Directive
In the records below, find each line containing the word "this" and copy it.

Records supplied

━━━━━━━━━━━━━━━━

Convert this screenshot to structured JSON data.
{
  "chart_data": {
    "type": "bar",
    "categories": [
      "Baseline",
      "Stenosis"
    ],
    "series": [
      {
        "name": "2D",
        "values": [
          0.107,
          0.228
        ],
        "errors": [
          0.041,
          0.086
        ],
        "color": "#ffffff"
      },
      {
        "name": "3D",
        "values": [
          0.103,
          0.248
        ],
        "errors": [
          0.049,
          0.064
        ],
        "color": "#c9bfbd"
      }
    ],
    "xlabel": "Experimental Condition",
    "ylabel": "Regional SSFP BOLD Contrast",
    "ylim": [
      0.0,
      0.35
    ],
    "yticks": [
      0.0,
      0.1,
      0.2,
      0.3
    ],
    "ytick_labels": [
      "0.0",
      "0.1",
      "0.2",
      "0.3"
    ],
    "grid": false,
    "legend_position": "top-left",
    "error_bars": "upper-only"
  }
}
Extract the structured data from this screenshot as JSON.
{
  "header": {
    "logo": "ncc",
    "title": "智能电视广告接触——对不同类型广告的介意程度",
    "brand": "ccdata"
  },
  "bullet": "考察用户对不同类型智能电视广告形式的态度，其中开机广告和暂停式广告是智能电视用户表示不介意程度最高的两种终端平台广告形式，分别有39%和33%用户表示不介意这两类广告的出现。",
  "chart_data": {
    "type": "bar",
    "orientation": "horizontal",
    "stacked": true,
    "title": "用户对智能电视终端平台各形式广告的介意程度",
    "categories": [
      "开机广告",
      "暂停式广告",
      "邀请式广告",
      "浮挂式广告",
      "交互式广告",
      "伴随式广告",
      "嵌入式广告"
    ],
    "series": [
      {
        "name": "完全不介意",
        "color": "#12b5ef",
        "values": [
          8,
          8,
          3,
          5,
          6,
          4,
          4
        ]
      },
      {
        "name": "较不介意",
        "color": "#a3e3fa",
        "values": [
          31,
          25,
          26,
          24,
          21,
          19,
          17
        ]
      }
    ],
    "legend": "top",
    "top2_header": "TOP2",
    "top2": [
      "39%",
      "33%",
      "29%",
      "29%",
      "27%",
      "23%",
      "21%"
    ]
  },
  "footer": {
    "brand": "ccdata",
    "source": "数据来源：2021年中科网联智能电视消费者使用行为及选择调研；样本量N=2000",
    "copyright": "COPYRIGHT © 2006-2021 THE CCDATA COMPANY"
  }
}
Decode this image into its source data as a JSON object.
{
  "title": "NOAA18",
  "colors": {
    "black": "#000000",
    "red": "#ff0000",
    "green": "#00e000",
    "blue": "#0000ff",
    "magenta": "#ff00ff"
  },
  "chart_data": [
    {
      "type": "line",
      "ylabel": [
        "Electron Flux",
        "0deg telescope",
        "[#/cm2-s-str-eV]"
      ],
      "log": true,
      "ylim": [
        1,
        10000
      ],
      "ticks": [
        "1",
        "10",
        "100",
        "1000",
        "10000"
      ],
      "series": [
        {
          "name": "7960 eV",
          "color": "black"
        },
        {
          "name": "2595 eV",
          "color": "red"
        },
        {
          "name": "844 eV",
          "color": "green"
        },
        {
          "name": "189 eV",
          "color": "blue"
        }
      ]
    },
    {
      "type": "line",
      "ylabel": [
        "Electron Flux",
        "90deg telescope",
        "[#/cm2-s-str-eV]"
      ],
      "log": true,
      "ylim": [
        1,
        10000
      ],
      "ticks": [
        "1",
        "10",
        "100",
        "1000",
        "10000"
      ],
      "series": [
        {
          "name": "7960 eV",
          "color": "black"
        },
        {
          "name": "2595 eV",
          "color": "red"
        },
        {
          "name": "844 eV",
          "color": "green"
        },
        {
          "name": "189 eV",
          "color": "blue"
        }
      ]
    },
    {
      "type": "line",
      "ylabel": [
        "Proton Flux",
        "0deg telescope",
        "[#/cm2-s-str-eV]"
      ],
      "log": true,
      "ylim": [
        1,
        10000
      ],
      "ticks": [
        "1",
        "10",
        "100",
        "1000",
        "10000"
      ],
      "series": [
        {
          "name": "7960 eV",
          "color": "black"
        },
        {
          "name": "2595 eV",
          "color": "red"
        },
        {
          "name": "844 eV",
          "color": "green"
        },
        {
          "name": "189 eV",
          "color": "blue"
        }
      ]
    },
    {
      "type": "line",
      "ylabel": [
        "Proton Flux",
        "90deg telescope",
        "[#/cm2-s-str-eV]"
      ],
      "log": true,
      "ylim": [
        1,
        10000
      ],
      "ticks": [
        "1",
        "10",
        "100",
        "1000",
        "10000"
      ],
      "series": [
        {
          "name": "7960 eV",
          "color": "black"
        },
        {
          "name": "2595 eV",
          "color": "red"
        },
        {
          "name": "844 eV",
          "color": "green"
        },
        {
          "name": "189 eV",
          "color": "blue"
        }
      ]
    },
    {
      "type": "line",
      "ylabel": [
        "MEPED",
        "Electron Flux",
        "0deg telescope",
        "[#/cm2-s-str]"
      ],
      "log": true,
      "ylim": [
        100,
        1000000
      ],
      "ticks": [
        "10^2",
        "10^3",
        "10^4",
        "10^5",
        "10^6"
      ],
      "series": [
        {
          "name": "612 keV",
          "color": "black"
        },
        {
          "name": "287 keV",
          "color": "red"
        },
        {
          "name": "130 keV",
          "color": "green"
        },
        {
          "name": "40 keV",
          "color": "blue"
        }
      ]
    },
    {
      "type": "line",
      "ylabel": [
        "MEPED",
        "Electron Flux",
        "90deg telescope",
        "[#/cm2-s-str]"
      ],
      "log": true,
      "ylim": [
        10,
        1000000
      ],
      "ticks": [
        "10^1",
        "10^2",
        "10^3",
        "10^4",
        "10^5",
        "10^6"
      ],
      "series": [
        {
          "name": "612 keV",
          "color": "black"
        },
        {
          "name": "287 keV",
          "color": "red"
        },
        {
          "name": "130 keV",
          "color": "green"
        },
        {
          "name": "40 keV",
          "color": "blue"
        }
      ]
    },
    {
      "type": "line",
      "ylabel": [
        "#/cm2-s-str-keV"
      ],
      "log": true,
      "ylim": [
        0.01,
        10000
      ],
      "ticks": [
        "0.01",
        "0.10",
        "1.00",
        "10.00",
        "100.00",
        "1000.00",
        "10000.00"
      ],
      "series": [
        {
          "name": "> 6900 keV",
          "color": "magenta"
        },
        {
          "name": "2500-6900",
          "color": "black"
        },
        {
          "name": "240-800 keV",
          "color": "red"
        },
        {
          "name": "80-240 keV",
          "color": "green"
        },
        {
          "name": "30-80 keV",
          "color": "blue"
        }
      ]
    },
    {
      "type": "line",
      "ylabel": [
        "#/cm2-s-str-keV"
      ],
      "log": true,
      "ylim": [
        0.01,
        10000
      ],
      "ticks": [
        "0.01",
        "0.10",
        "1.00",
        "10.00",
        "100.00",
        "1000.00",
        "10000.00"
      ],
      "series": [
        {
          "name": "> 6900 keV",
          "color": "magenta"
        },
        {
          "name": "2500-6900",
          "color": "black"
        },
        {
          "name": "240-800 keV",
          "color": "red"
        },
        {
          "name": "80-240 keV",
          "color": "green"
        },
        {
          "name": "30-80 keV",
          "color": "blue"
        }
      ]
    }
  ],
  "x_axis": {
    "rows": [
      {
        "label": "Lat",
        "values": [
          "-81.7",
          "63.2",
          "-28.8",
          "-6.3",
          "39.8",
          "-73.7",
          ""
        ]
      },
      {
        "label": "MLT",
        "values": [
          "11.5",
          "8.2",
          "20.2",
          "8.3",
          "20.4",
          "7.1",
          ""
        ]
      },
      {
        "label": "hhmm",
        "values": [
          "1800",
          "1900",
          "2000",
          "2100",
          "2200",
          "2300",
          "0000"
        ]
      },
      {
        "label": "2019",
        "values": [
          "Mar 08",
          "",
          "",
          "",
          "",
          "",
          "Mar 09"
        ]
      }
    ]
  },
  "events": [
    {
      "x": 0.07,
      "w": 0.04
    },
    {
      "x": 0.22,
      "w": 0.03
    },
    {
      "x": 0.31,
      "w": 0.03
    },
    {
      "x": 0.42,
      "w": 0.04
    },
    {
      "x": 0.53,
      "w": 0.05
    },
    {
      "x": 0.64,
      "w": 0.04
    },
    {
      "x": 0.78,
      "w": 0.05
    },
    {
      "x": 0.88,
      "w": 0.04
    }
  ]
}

━━━━━━━━━━━━━━━━

Full answer
Convert this screenshot to structured JSON data.
Extract the structured data from this screenshot as JSON.
Decode this image into its source data as a JSON object.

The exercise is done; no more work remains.